┌─ SUPPLIED MATERIAL
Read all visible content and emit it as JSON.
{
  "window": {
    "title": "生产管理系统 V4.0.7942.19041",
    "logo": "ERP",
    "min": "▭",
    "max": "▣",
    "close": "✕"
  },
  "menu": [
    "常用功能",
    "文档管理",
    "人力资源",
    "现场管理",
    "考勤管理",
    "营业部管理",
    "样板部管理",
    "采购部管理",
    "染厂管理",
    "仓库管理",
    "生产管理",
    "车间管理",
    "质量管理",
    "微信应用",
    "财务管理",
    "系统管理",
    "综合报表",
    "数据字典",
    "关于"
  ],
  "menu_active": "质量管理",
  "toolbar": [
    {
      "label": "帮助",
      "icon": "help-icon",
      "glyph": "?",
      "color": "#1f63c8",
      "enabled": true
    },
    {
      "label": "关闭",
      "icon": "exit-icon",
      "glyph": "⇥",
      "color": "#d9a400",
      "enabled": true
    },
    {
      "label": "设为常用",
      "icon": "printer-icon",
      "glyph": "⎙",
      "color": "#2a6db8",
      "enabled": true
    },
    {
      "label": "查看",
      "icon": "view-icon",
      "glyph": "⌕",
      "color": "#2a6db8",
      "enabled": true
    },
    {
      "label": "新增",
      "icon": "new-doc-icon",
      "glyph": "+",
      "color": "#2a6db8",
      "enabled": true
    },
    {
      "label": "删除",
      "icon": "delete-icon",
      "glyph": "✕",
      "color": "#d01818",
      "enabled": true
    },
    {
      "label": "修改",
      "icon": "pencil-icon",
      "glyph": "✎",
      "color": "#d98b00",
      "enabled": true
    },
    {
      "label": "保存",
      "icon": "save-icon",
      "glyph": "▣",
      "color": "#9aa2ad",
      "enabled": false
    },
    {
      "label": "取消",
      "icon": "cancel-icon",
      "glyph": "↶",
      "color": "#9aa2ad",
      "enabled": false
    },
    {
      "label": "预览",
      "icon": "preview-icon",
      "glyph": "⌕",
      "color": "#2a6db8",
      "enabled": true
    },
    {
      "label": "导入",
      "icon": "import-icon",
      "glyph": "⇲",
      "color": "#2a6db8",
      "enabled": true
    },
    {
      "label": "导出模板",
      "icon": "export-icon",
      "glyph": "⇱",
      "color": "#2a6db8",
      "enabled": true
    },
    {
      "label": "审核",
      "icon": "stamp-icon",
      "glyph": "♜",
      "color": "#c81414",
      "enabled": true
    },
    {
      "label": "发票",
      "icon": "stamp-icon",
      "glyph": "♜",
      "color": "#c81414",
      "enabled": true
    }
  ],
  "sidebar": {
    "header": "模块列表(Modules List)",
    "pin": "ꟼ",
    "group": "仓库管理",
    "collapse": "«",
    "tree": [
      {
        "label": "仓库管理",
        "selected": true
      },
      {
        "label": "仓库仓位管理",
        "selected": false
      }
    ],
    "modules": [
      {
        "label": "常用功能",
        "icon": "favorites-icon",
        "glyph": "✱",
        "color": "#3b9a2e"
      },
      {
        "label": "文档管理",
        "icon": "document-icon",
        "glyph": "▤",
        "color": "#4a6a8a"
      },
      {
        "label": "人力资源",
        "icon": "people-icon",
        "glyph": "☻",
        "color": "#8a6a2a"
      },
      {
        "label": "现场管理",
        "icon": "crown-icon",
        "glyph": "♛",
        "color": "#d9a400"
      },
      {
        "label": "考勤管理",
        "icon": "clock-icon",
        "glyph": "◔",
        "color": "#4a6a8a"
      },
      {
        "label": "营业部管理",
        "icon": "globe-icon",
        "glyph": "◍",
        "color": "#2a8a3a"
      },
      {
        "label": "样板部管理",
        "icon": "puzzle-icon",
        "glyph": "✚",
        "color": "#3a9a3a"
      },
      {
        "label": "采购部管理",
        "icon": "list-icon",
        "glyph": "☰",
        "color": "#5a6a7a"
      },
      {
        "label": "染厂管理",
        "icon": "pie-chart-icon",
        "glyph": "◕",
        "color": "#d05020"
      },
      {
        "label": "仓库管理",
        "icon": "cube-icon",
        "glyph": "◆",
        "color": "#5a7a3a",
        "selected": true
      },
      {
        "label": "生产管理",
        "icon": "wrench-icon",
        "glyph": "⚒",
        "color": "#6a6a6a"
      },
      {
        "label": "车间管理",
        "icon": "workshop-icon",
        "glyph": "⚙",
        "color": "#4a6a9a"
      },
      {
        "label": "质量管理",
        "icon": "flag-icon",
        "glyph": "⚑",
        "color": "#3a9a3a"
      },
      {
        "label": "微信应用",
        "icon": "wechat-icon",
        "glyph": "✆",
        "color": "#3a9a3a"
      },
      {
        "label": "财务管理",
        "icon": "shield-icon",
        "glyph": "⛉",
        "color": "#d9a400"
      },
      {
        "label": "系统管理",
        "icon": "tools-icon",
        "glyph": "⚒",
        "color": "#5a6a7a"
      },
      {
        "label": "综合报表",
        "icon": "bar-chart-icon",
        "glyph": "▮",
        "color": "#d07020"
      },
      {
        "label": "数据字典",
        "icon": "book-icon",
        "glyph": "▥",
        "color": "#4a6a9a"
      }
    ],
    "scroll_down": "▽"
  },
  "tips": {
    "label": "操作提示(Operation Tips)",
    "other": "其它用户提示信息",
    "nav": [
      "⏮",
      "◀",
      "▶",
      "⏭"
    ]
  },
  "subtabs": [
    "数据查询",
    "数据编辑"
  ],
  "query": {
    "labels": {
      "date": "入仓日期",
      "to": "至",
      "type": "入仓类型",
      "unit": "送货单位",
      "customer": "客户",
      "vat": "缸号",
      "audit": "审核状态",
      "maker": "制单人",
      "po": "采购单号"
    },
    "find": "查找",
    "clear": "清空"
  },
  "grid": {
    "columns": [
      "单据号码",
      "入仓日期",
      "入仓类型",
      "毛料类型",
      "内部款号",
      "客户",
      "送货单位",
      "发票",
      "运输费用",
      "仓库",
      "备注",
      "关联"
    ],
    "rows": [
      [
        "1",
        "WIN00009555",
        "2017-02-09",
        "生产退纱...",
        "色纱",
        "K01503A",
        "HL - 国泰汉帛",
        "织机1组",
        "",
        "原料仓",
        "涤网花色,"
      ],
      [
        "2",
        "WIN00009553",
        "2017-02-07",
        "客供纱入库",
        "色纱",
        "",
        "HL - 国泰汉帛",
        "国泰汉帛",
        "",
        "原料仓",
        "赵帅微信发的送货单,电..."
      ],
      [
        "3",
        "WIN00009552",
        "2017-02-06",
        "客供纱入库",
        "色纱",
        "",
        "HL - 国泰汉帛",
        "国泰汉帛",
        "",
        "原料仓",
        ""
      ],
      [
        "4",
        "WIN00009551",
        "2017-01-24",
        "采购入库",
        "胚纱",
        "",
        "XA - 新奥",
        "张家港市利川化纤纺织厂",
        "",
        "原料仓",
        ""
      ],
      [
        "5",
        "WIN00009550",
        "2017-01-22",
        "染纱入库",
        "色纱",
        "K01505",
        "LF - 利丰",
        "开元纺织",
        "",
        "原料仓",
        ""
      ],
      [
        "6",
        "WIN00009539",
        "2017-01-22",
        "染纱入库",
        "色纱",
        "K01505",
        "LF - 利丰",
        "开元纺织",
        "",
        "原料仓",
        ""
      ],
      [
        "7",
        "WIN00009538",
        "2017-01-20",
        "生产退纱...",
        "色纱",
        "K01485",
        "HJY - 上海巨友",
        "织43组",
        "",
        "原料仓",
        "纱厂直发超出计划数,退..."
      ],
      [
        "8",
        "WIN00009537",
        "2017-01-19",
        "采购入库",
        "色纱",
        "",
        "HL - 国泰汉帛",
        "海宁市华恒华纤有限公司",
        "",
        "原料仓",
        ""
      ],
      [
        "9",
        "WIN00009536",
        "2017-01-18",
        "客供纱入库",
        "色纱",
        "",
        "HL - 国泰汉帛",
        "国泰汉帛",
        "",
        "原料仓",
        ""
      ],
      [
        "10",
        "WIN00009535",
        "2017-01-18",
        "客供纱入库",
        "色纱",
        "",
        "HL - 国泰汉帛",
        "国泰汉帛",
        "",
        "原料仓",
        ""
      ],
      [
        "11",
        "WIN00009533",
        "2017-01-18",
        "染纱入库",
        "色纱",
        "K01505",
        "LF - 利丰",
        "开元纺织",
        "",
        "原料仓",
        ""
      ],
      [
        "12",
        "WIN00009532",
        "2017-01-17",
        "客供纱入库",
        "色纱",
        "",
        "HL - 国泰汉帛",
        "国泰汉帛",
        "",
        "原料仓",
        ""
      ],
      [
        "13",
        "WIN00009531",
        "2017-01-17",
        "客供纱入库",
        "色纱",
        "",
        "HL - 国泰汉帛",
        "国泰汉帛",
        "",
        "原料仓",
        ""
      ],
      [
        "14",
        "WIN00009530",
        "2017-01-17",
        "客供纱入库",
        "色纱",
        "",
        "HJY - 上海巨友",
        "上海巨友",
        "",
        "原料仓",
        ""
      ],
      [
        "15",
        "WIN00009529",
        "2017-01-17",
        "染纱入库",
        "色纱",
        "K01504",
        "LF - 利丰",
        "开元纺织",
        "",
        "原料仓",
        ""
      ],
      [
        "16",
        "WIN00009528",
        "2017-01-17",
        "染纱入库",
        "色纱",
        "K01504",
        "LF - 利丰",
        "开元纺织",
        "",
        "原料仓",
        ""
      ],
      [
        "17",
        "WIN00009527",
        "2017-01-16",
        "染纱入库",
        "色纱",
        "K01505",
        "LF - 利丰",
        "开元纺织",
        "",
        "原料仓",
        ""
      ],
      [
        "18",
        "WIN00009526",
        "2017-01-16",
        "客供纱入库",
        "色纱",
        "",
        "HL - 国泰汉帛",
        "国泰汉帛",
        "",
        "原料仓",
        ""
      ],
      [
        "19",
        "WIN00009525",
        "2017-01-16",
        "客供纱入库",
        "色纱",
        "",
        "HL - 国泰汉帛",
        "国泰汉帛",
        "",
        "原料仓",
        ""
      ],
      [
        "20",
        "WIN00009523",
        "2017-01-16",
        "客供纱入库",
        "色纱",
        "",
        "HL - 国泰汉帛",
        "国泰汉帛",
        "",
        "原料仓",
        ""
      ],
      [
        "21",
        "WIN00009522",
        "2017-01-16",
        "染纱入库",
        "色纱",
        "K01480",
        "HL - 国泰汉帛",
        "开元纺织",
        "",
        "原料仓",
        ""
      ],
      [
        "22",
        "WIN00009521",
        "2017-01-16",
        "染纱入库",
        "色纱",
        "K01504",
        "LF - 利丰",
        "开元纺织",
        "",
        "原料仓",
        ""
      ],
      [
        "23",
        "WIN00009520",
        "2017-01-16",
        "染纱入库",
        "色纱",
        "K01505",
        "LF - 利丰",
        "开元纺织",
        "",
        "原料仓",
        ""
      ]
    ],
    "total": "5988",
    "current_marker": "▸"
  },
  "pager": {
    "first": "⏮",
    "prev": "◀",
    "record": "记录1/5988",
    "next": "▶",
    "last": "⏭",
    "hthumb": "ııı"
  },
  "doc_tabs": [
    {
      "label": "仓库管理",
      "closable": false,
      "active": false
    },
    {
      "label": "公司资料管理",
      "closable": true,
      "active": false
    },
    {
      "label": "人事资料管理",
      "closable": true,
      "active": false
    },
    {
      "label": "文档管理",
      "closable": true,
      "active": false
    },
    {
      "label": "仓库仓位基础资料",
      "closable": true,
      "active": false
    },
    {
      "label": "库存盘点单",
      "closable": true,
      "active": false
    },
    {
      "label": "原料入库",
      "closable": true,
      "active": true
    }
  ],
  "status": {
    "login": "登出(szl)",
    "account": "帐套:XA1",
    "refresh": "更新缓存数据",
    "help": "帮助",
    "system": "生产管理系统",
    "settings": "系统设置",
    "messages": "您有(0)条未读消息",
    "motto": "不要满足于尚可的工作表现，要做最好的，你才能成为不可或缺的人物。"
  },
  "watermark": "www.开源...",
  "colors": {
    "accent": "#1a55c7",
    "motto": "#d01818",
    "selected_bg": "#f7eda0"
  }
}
└─
■ WORK INSTRUCTIONS: Scan the listing above and identify each line holding the string "chart"; copy every such line.

■ SOLUTION:
        "icon": "pie-chart-icon",
        "icon": "bar-chart-icon",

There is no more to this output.